> Set problem
In the entries below, identify every line with the string "Other" and copy it.

> Provided entries
☆ ☆ ☆ ☆ ☆ ☆ ☆

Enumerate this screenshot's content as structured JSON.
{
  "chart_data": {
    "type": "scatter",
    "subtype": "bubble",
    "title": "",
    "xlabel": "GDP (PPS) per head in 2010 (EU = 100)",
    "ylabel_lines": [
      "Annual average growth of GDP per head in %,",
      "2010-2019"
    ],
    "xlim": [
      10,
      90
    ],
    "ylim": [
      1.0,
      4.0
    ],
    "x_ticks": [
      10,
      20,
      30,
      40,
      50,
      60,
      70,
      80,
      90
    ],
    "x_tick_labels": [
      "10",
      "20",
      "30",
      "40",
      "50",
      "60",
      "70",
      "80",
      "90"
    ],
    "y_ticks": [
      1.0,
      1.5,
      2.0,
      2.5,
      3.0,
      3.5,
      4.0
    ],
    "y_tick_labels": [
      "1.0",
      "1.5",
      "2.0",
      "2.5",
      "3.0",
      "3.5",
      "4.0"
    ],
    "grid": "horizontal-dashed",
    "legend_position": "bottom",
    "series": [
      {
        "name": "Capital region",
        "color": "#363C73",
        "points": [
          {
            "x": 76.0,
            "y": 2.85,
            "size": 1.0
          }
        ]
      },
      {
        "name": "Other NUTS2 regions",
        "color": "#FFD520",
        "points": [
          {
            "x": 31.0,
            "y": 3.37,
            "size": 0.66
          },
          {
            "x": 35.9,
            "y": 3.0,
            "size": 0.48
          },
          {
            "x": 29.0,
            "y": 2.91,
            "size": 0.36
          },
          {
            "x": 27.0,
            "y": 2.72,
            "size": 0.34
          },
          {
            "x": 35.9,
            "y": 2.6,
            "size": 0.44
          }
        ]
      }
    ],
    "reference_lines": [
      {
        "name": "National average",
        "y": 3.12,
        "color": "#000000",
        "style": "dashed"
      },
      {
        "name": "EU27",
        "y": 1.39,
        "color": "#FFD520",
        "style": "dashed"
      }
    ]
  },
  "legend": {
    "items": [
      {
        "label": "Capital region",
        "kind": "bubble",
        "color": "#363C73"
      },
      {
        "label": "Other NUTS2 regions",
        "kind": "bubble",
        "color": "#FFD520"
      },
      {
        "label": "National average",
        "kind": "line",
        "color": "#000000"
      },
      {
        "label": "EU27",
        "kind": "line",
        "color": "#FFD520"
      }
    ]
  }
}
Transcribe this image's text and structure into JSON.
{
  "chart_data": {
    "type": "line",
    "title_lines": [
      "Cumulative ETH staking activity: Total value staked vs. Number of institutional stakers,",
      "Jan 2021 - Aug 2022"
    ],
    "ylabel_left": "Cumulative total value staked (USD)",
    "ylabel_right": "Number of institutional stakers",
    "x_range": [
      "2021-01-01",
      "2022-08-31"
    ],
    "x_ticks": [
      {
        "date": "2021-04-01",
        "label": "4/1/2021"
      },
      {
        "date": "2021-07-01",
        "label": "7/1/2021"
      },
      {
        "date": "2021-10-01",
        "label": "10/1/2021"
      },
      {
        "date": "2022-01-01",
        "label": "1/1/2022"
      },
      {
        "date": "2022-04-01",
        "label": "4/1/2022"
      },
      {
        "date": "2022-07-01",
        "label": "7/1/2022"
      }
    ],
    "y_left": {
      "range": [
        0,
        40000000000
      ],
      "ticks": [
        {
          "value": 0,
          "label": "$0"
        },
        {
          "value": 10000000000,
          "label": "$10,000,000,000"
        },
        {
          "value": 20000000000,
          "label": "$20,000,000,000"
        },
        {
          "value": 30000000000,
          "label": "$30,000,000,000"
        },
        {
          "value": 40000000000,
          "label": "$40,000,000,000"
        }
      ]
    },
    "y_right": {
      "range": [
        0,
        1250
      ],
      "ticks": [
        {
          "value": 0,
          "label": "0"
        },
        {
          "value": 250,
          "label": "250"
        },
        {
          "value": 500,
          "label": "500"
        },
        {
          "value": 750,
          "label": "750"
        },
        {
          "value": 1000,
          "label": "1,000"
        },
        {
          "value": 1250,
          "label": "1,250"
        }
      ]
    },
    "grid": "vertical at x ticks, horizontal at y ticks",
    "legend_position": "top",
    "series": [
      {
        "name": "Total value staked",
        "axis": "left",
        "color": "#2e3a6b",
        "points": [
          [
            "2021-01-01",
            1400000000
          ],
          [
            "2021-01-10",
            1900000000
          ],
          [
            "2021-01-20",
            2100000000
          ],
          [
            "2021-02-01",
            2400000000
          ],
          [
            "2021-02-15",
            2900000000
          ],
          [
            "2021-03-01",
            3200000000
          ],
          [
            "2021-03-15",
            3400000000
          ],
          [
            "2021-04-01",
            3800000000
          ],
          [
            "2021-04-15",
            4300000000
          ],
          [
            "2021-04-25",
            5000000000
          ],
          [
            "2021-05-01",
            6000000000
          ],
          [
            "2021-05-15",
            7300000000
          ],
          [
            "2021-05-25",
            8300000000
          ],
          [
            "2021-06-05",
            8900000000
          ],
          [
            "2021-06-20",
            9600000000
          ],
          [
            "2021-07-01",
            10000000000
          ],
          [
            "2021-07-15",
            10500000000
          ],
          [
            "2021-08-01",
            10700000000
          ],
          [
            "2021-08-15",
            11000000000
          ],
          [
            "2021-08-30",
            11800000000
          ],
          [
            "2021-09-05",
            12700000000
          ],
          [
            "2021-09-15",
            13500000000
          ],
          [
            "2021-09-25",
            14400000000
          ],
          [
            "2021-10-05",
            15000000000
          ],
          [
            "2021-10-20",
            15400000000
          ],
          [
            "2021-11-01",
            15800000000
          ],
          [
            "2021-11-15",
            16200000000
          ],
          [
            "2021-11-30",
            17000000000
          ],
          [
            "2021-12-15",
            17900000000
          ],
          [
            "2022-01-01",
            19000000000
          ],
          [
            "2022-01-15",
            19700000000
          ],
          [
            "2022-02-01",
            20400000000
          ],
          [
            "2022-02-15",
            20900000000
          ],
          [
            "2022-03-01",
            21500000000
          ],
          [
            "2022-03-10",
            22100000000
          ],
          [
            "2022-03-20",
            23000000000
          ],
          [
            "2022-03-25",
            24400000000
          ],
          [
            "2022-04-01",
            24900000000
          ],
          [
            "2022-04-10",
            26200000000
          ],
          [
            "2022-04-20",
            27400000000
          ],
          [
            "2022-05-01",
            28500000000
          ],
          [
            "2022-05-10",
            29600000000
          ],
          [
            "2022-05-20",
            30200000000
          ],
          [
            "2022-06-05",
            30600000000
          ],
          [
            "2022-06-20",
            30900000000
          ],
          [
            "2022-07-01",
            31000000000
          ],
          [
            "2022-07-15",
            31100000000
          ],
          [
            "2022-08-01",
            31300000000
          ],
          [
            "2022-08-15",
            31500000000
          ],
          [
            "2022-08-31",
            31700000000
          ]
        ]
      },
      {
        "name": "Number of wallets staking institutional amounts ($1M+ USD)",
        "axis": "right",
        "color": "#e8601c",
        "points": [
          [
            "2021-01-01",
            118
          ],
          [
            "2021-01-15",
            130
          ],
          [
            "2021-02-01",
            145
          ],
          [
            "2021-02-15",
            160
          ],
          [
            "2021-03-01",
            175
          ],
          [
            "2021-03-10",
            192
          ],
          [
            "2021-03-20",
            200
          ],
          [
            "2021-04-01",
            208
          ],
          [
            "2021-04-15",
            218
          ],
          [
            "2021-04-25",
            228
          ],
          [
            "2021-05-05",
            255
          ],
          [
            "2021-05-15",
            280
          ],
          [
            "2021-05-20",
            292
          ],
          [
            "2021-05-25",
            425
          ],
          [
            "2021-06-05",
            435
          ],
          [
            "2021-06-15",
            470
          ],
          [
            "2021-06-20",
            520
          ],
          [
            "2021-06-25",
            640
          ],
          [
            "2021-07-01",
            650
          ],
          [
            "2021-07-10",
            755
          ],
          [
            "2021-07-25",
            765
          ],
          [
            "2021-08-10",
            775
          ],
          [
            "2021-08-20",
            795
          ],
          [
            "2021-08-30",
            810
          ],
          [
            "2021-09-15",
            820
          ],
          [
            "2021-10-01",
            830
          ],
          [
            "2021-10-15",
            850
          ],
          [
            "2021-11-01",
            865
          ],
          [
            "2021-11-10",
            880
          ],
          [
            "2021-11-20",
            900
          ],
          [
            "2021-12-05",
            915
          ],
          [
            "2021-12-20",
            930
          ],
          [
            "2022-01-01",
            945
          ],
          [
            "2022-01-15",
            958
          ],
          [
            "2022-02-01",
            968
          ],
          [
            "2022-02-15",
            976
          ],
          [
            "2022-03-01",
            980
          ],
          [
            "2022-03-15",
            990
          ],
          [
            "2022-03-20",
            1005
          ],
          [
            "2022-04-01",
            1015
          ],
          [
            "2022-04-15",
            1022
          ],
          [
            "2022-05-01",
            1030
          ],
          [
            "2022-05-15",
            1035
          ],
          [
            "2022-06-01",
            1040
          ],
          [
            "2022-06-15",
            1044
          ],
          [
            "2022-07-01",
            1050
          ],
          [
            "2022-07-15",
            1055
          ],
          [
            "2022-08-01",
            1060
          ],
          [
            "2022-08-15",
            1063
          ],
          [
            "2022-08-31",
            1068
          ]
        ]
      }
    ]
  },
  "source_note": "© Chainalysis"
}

☆ ☆ ☆ ☆ ☆ ☆ ☆

> Answer to the problem
        "name": "Other NUTS2 regions",
        "label": "Other NUTS2 regions",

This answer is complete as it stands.